Below are the records; reproduce all of them exactly but without any images.

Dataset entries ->
/---
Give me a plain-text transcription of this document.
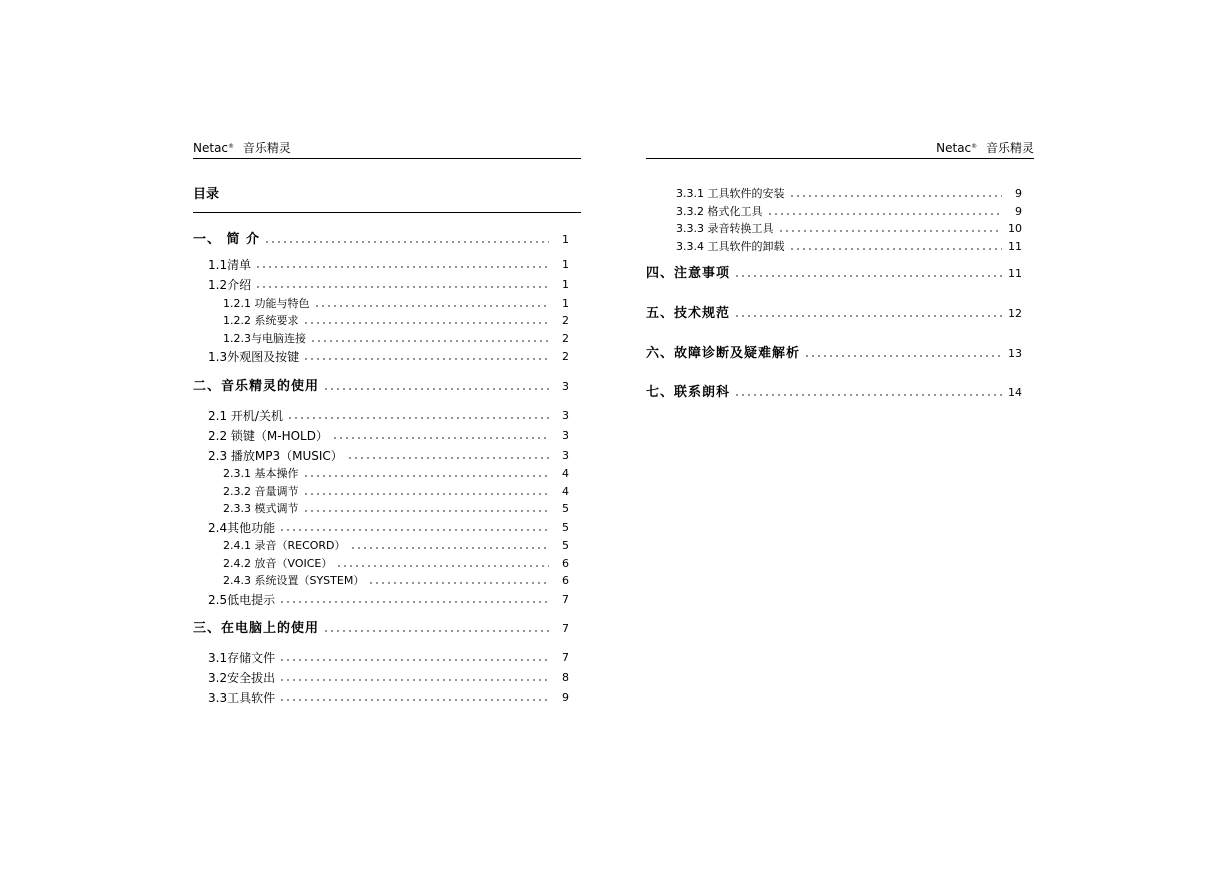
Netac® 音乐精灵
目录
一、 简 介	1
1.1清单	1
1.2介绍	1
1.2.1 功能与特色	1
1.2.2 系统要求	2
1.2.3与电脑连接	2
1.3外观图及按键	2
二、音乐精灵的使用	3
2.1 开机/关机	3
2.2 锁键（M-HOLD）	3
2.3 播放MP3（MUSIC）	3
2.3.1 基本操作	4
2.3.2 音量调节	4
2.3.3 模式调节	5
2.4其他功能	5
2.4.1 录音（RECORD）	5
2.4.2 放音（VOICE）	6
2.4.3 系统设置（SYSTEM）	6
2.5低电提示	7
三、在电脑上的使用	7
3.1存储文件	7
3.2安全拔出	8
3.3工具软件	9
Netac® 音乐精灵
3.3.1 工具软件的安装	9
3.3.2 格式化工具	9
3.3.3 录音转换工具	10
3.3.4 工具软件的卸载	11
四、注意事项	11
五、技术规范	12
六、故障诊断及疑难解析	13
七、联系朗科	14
\---
Exercise answer ->
Give me a plain-text transcription of this document.
Netac® 音乐精灵
目录
一、 简 介	1
1.1清单	1
1.2介绍	1
1.2.1 功能与特色	1
1.2.2 系统要求	2
1.2.3与电脑连接	2
1.3外观图及按键	2
二、音乐精灵的使用	3
2.1 开机/关机	3
2.2 锁键（M-HOLD）	3
2.3 播放MP3（MUSIC）	3
2.3.1 基本操作	4
2.3.2 音量调节	4
2.3.3 模式调节	5
2.4其他功能	5
2.4.1 录音（RECORD）	5
2.4.2 放音（VOICE）	6
2.4.3 系统设置（SYSTEM）	6
2.5低电提示	7
三、在电脑上的使用	7
3.1存储文件	7
3.2安全拔出	8
3.3工具软件	9
Netac® 音乐精灵
3.3.1 工具软件的安装	9
3.3.2 格式化工具	9
3.3.3 录音转换工具	10
3.3.4 工具软件的卸载	11
四、注意事项	11
五、技术规范	12
六、故障诊断及疑难解析	13
七、联系朗科	14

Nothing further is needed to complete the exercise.